### Provided data
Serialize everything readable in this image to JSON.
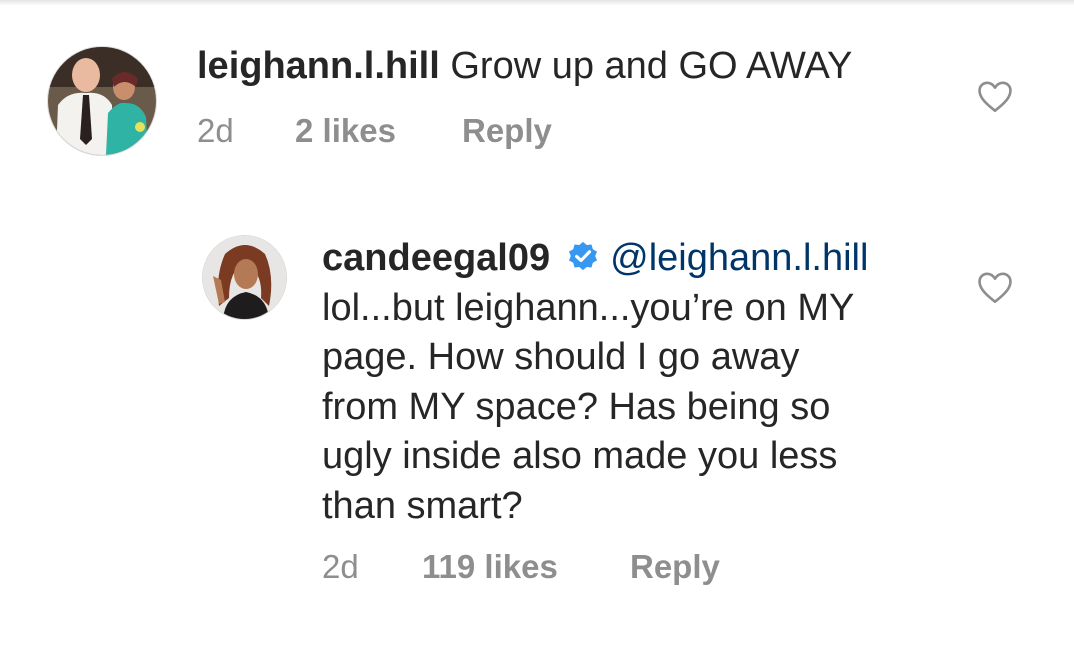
{
  "comments": [
    {
      "username": "leighann.l.hill",
      "text": " Grow up and  GO AWAY",
      "time": "2d",
      "likes": "2 likes",
      "reply_label": "Reply",
      "verified": false,
      "avatar_icon": "profile-photo"
    },
    {
      "username": "candeegal09",
      "mention": "@leighann.l.hill",
      "text_lines": [
        "lol...but leighann...you’re on MY",
        "page. How should I go away",
        "from MY space? Has being so",
        "ugly inside also made you less",
        "than smart?"
      ],
      "time": "2d",
      "likes": "119 likes",
      "reply_label": "Reply",
      "verified": true,
      "avatar_icon": "profile-photo"
    }
  ],
  "icons": {
    "like": "heart-outline-icon",
    "verified": "verified-badge-icon"
  },
  "colors": {
    "text": "#262626",
    "meta": "#8e8e8e",
    "mention": "#003569",
    "verified": "#3897f0"
  }
}
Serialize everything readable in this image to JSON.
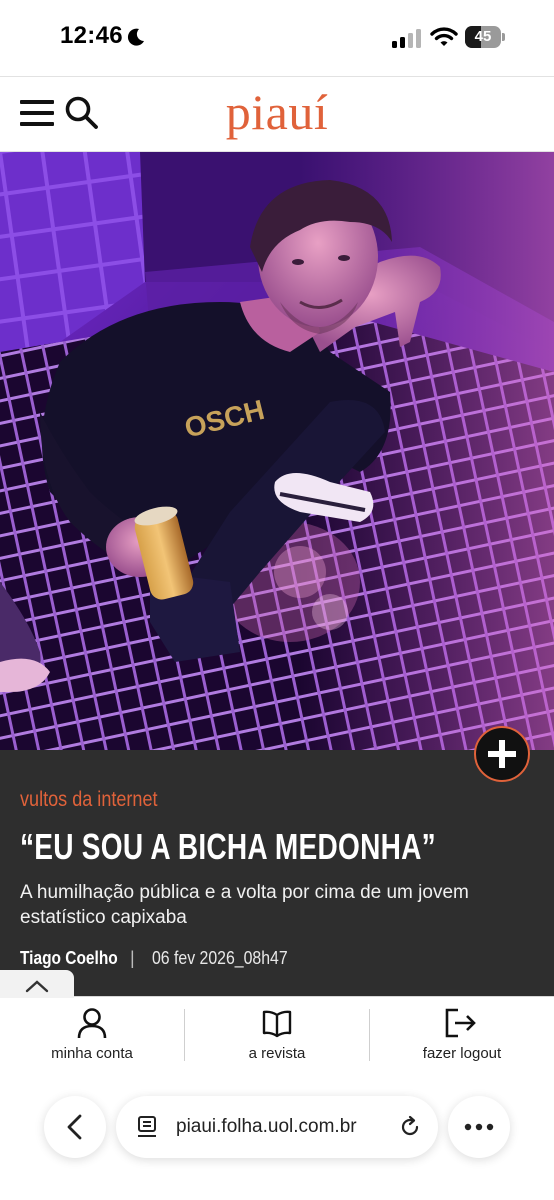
{
  "status_bar": {
    "time": "12:46",
    "battery_level": "45",
    "battery_fraction": 0.45
  },
  "header": {
    "logo": "piauí",
    "brand_color": "#e0623a"
  },
  "icons": {
    "menu": "hamburger-icon",
    "search": "search-icon",
    "plus": "plus-icon",
    "collapse": "chevron-up-icon",
    "account": "user-icon",
    "magazine": "book-icon",
    "logout": "logout-icon",
    "back": "chevron-left-icon",
    "page": "page-icon",
    "reload": "reload-icon",
    "more": "more-icon"
  },
  "article": {
    "kicker": "vultos da internet",
    "headline": "“EU SOU A BICHA MEDONHA”",
    "subheadline": "A humilhação pública e a volta por cima de um jovem estatístico capixaba",
    "author": "Tiago Coelho",
    "separator": "|",
    "date": "06 fev 2026_08h47"
  },
  "bottom_nav": {
    "items": [
      {
        "label": "minha conta"
      },
      {
        "label": "a revista"
      },
      {
        "label": "fazer logout"
      }
    ]
  },
  "browser": {
    "url": "piaui.folha.uol.com.br"
  }
}
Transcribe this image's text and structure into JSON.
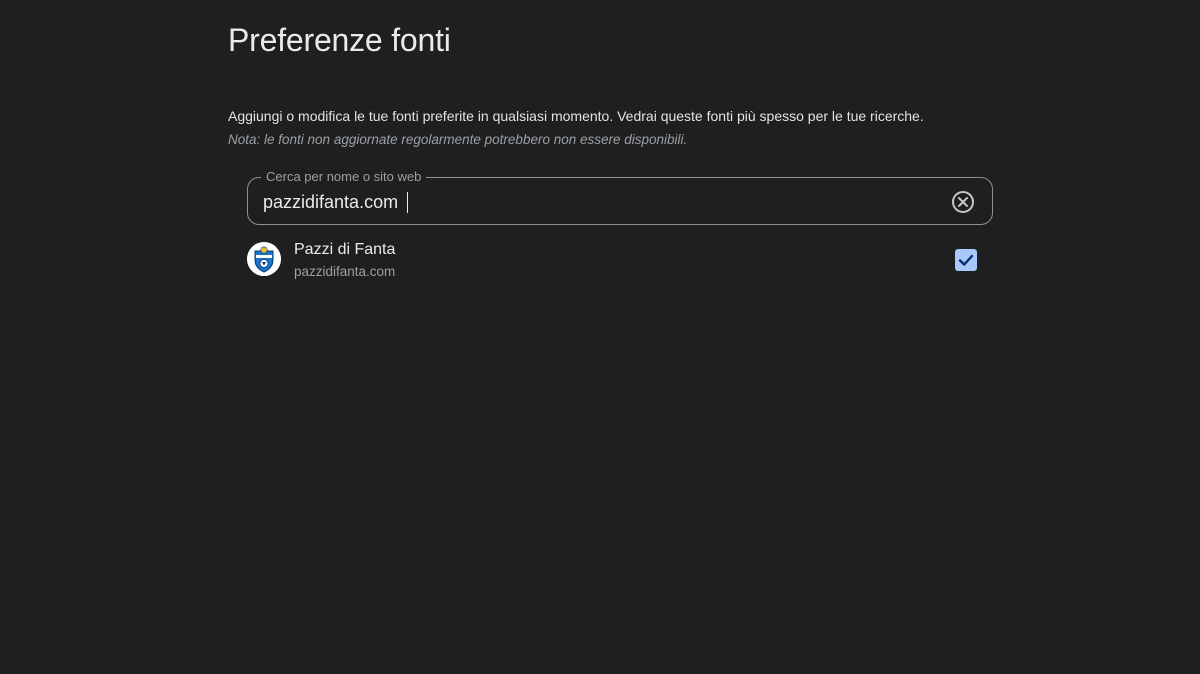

### Task directions
Write out the material above once more, exactly as it reads, with no pictures.

### Exercise solution
Serialize everything readable in this image to JSON.
{
  "comments": [
    {
      "username": "leighann.l.hill",
      "text": " Grow up and  GO AWAY",
      "time": "2d",
      "likes": "2 likes",
      "reply_label": "Reply",
      "verified": false,
      "avatar_icon": "profile-photo"
    },
    {
      "username": "candeegal09",
      "mention": "@leighann.l.hill",
      "text_lines": [
        "lol...but leighann...you’re on MY",
        "page. How should I go away",
        "from MY space? Has being so",
        "ugly inside also made you less",
        "than smart?"
      ],
      "time": "2d",
      "likes": "119 likes",
      "reply_label": "Reply",
      "verified": true,
      "avatar_icon": "profile-photo"
    }
  ],
  "icons": {
    "like": "heart-outline-icon",
    "verified": "verified-badge-icon"
  },
  "colors": {
    "text": "#262626",
    "meta": "#8e8e8e",
    "mention": "#003569",
    "verified": "#3897f0"
  }
}
Serialize everything readable in this image to JSON.
{
  "status_bar": {
    "time": "12:46",
    "battery_level": "45",
    "battery_fraction": 0.45
  },
  "header": {
    "logo": "piauí",
    "brand_color": "#e0623a"
  },
  "icons": {
    "menu": "hamburger-icon",
    "search": "search-icon",
    "plus": "plus-icon",
    "collapse": "chevron-up-icon",
    "account": "user-icon",
    "magazine": "book-icon",
    "logout": "logout-icon",
    "back": "chevron-left-icon",
    "page": "page-icon",
    "reload": "reload-icon",
    "more": "more-icon"
  },
  "article": {
    "kicker": "vultos da internet",
    "headline": "“EU SOU A BICHA MEDONHA”",
    "subheadline": "A humilhação pública e a volta por cima de um jovem estatístico capixaba",
    "author": "Tiago Coelho",
    "separator": "|",
    "date": "06 fev 2026_08h47"
  },
  "bottom_nav": {
    "items": [
      {
        "label": "minha conta"
      },
      {
        "label": "a revista"
      },
      {
        "label": "fazer logout"
      }
    ]
  },
  "browser": {
    "url": "piaui.folha.uol.com.br"
  }
}
Transcribe this image's text and structure into JSON.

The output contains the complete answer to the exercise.